**RECORDS FOR THIS EXERCISE**.
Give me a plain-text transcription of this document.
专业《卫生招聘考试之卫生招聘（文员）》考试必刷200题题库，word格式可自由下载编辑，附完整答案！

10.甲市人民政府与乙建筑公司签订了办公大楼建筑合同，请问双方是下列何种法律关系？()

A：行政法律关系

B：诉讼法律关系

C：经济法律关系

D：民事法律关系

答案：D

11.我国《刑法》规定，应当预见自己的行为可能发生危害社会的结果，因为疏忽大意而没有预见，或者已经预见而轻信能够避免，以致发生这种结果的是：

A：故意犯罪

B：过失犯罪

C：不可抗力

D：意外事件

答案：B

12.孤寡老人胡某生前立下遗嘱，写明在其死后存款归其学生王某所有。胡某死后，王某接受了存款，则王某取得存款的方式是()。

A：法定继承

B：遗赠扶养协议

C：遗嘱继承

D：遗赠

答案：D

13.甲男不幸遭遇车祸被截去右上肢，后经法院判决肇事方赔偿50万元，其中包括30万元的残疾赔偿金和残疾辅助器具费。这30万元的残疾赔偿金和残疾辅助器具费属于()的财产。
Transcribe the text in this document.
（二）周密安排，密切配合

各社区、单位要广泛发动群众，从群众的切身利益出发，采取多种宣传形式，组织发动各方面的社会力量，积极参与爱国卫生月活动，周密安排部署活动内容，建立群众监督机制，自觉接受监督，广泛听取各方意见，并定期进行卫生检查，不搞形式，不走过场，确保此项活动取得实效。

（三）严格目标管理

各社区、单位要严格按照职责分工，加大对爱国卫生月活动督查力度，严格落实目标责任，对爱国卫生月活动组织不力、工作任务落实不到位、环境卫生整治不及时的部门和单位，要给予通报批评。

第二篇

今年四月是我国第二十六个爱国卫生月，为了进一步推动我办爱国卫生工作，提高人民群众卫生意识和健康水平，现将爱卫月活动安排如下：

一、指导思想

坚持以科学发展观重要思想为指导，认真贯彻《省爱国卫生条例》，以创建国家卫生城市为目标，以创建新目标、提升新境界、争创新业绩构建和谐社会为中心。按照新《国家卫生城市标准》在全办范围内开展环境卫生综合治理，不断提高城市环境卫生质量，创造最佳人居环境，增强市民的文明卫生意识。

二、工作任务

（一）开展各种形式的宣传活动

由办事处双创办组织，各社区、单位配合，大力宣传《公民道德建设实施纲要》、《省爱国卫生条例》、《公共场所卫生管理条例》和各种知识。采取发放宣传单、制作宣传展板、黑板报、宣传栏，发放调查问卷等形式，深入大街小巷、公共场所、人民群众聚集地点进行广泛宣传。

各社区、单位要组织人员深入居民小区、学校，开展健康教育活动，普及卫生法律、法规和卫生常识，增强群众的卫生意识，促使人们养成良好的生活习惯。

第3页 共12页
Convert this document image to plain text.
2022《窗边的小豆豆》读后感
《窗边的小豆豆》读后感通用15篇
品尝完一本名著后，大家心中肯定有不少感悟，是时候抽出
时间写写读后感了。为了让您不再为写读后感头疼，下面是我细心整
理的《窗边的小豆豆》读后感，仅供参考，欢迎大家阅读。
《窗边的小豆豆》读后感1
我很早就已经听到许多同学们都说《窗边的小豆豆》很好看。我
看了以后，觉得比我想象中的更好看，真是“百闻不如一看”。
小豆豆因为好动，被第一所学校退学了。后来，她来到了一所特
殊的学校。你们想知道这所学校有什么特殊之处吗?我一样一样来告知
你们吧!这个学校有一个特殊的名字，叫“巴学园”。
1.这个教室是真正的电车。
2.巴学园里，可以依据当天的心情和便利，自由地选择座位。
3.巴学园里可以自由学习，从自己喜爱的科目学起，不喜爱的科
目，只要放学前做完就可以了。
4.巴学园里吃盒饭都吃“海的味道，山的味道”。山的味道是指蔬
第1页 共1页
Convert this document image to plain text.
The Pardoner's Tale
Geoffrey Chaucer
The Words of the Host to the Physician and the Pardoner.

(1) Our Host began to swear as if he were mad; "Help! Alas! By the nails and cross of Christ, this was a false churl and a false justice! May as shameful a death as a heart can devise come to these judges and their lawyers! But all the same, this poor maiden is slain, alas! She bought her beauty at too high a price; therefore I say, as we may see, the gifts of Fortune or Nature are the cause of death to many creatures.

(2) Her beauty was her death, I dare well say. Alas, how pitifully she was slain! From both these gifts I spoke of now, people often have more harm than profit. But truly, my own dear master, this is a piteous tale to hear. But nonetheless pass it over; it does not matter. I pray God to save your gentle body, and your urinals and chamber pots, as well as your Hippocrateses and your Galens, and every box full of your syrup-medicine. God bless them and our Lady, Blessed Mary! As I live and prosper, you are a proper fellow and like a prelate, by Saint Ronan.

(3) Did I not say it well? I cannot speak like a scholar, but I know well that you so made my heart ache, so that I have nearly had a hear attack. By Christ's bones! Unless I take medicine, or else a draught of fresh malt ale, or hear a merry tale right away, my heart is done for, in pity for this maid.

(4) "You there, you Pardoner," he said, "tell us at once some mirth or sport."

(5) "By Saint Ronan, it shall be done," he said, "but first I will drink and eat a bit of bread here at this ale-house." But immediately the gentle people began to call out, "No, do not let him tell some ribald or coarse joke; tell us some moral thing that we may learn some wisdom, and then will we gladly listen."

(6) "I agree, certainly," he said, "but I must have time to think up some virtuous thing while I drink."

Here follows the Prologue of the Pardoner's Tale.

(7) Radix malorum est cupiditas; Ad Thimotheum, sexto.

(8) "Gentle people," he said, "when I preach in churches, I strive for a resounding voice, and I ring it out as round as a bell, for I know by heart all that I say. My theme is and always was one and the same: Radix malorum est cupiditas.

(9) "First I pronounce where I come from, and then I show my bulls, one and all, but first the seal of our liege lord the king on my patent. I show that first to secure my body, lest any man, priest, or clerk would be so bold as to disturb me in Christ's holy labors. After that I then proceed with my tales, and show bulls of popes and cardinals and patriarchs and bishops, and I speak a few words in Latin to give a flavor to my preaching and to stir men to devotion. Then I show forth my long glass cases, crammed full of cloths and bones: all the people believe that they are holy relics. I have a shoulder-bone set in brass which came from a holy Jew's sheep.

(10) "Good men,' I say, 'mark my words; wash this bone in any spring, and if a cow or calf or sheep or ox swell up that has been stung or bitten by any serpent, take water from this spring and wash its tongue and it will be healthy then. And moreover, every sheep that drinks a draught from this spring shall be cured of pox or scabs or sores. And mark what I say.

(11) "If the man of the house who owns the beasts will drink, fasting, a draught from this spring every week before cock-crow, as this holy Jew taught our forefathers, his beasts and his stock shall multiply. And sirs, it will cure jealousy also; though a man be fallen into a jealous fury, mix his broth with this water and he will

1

**WORK TO DO**.
List every line above that contains the word "began".

**OUTPUT BELOW**.
(1) Our Host began to swear as if he were mad; "Help! Alas! By the nails and cross of Christ, this was a false churl and a false justice! May as shameful a death as a heart can devise come to these judges and their lawyers! But all the same, this poor maiden is slain, alas! She bought her beauty at too high a price; therefore I say, as we may see, the gifts of Fortune or Nature are the cause of death to many creatures.
(5) "By Saint Ronan, it shall be done," he said, "but first I will drink and eat a bit of bread here at this ale-house." But immediately the gentle people began to call out, "No, do not let him tell some ribald or coarse joke; tell us some moral thing that we may learn some wisdom, and then will we gladly listen."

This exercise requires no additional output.